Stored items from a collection
# # # # # # #

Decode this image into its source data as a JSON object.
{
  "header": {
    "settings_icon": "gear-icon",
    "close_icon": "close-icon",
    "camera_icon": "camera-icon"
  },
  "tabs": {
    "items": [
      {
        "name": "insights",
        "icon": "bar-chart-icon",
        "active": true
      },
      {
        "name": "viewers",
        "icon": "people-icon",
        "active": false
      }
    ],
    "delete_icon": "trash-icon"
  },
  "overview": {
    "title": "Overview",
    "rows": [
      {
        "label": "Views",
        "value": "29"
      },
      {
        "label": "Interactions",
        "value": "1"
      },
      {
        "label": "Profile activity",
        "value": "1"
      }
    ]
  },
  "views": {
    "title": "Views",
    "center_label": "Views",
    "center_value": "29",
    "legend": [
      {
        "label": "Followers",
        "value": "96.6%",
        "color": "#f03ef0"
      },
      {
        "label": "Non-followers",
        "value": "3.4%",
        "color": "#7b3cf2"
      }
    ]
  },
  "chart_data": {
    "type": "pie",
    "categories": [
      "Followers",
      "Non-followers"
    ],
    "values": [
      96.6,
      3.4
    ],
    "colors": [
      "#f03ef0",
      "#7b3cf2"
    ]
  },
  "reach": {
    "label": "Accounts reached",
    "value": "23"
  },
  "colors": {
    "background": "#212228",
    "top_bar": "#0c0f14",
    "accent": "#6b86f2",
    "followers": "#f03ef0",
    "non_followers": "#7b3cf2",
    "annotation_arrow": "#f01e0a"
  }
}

# # # # # # #

TASK BRIEF:
Copy the data above in full, character for character.

EXERCISE ANSWER:
Decode this image into its source data as a JSON object.
{
  "header": {
    "settings_icon": "gear-icon",
    "close_icon": "close-icon",
    "camera_icon": "camera-icon"
  },
  "tabs": {
    "items": [
      {
        "name": "insights",
        "icon": "bar-chart-icon",
        "active": true
      },
      {
        "name": "viewers",
        "icon": "people-icon",
        "active": false
      }
    ],
    "delete_icon": "trash-icon"
  },
  "overview": {
    "title": "Overview",
    "rows": [
      {
        "label": "Views",
        "value": "29"
      },
      {
        "label": "Interactions",
        "value": "1"
      },
      {
        "label": "Profile activity",
        "value": "1"
      }
    ]
  },
  "views": {
    "title": "Views",
    "center_label": "Views",
    "center_value": "29",
    "legend": [
      {
        "label": "Followers",
        "value": "96.6%",
        "color": "#f03ef0"
      },
      {
        "label": "Non-followers",
        "value": "3.4%",
        "color": "#7b3cf2"
      }
    ]
  },
  "chart_data": {
    "type": "pie",
    "categories": [
      "Followers",
      "Non-followers"
    ],
    "values": [
      96.6,
      3.4
    ],
    "colors": [
      "#f03ef0",
      "#7b3cf2"
    ]
  },
  "reach": {
    "label": "Accounts reached",
    "value": "23"
  },
  "colors": {
    "background": "#212228",
    "top_bar": "#0c0f14",
    "accent": "#6b86f2",
    "followers": "#f03ef0",
    "non_followers": "#7b3cf2",
    "annotation_arrow": "#f01e0a"
  }
}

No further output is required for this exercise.